> [TEXT FOR ANALYSIS]:
○ ○ ○ ○ ○

Marie-Louis-Pierre Félix Esquirou de Parieu (13 April 1815 – 8 April 1893) was a French statesman.

==Life==
Born in Aurillac, Cantal, Esquirou de Parieu was notably Minister of Education and Public Worship from 1849 to 1851, and headed the French Council of State in 1870.

==Monetary Union and early European visionary==

Parieu was one of the most eminent French specialists in monetary questions and, from 1858, he was an early advocate of European monetary unification. He chaired the Monetary Conference of 1865, which gave birth to the Latin Monetary Union, which was largely his work, as well as the unsuccessful Monetary Conference of 1867, which attempted to expand this union into a European, even global, union founded on a universal coinage.

This invitation to adopt a common coinage was the result of economic factors linked to the development of free trade and the emergence of the first federalist ideas in Europe.

As early as 1865, Parieu expressed the intention of the French government to transform the Latin Monetary Union and to consider “a broader perspective, that of a uniform monetary circulation for all of Europe. He proposed in 1867 to introduce a common currency based on the 10 franc coin, called "Europe", in a "Western European Union".

○ ○ ○ ○ ○

> [DATA SECTION]:
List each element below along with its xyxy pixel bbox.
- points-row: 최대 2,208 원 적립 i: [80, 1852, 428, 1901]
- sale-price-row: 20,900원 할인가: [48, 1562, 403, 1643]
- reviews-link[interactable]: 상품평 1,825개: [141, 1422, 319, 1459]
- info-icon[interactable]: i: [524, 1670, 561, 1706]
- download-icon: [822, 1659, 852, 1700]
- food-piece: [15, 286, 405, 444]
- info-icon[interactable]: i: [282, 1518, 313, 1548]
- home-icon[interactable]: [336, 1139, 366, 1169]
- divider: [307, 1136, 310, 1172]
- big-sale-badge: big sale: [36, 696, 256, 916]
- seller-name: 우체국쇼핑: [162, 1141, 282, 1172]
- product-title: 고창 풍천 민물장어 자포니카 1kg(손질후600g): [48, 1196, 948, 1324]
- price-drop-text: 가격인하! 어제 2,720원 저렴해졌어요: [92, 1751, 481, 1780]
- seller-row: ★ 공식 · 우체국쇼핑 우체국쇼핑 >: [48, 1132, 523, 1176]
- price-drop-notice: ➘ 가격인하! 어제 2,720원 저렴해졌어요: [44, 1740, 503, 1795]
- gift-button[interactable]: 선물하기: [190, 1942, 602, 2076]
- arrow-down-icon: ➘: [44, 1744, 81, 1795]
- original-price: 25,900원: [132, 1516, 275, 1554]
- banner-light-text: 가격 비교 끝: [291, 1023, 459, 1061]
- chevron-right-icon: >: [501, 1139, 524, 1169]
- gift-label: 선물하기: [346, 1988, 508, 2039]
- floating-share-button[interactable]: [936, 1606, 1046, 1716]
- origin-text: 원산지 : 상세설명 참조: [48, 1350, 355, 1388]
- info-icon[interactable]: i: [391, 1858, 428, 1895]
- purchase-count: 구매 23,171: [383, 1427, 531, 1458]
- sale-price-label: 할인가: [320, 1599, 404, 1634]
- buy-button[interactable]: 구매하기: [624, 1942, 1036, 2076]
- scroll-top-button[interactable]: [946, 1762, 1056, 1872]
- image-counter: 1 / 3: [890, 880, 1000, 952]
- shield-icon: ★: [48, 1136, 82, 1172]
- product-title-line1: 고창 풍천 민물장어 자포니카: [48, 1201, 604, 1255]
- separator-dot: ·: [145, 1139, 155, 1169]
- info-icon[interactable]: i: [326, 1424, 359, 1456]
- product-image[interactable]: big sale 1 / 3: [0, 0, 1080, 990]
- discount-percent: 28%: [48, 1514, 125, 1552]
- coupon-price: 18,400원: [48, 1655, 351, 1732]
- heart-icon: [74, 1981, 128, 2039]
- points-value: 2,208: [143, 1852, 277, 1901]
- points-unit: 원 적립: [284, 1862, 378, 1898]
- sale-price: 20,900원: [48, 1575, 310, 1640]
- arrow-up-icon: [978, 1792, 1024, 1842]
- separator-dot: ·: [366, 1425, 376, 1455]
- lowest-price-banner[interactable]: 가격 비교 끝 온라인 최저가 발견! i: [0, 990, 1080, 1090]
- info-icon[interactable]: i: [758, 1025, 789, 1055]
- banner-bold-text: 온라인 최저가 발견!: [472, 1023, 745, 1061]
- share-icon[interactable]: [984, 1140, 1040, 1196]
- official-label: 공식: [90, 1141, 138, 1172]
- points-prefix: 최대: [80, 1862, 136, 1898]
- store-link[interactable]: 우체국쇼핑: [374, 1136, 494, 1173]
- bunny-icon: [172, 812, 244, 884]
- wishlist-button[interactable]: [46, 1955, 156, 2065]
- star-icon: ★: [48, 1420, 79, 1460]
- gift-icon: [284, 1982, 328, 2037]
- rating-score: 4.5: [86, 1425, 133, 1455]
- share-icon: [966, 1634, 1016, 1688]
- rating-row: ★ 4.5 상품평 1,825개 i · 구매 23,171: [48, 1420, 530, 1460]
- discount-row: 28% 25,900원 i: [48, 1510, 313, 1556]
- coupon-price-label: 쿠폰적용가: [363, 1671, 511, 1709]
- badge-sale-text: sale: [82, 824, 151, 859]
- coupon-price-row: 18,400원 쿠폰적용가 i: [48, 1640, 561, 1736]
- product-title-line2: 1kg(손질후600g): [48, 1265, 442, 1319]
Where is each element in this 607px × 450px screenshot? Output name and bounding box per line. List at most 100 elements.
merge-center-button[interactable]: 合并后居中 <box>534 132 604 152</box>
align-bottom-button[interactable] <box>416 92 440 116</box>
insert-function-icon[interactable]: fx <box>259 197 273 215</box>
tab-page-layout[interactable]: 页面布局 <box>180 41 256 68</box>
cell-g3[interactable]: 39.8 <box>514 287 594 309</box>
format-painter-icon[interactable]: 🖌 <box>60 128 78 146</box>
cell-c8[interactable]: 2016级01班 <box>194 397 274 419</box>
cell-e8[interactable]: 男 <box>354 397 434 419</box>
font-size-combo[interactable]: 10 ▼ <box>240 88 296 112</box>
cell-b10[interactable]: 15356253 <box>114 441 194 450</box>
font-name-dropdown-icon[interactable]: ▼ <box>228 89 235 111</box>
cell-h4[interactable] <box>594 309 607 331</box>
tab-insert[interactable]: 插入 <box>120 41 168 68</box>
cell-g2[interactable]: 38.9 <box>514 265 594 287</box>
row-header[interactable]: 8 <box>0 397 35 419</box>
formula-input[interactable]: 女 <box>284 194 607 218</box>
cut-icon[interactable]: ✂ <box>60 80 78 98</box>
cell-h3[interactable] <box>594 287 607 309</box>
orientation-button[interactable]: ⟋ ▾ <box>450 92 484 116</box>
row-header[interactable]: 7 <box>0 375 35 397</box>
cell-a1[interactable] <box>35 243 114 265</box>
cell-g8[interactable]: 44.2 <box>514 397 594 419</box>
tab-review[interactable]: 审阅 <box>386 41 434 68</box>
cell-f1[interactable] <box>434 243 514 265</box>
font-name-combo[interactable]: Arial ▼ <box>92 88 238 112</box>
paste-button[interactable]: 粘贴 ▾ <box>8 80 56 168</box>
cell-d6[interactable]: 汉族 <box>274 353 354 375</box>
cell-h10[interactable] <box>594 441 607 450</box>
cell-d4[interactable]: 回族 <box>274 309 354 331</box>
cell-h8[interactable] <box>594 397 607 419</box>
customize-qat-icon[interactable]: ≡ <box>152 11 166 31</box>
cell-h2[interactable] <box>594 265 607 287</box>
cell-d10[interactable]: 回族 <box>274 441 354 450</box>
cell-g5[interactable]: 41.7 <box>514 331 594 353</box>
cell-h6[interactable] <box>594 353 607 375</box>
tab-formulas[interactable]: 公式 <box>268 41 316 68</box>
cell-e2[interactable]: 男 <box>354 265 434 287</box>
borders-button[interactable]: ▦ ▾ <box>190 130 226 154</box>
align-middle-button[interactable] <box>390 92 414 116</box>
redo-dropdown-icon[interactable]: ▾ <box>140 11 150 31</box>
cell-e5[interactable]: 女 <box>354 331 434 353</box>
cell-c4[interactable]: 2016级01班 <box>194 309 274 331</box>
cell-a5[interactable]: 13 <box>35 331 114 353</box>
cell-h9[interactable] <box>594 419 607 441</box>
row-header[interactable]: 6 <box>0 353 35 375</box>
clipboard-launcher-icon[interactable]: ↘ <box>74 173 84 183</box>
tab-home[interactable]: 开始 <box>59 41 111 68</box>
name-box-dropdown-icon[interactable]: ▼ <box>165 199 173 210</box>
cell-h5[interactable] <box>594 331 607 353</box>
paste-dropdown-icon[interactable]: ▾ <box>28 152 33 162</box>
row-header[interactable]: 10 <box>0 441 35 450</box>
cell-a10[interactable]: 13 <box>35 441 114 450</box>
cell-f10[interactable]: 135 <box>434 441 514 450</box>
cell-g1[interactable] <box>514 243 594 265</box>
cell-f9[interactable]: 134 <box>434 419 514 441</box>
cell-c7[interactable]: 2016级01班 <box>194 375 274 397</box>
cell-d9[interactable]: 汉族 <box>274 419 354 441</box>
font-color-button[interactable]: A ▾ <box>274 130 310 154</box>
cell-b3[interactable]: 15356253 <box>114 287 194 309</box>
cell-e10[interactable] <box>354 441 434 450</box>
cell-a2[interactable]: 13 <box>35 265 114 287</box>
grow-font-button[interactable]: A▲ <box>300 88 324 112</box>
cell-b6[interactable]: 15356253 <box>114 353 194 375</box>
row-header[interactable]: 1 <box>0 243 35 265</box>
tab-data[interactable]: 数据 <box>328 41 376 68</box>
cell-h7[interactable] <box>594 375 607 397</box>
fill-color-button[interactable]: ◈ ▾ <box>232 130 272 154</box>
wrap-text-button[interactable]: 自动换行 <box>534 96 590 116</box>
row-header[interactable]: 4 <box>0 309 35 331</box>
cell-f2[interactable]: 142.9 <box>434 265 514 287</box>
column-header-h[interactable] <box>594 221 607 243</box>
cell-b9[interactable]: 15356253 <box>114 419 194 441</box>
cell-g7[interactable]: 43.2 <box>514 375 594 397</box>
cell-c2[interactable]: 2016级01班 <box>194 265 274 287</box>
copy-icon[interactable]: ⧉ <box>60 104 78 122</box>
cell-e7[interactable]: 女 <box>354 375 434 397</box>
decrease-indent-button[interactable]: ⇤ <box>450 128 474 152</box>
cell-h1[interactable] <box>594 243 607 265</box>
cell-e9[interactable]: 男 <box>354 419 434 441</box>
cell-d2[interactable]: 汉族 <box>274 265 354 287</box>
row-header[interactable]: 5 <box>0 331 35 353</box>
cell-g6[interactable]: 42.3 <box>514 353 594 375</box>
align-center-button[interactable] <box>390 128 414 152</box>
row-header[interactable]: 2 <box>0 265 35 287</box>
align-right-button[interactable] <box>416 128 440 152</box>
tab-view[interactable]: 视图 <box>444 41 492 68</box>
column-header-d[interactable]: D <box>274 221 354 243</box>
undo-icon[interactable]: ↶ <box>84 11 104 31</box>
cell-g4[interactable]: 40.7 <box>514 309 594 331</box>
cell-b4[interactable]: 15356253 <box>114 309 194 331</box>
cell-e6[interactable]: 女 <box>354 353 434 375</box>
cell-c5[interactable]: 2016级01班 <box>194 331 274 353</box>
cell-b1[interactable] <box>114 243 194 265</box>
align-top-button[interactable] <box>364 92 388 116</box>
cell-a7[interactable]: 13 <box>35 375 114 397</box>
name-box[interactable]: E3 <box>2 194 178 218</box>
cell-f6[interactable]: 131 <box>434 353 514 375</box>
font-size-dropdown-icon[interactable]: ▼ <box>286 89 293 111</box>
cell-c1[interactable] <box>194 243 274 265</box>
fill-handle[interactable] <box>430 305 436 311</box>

○ ○ ○ ○ ○

> [EXERCISE REQUIREMENTS]:
1 > In the text on Esquirou de Parieu, what position did he hold from 1849 to 1851?
2 > Translate this sentence from the text on Esquirou de Parieu into Spanish: "This invitation to adopt a common coinage was the result of economic factors linked to the development of free trade and the emergence of the first federalist ideas in Europe."

> [RESULTS IN ORDER]:
1 > Minister of Education and Public Worship.

2 > Esta invitación a adoptar una moneda común fue el resultado de factores económicos vinculados al desarrollo del libre comercio y al surgimiento de las primeras ideas federalistas en Europa.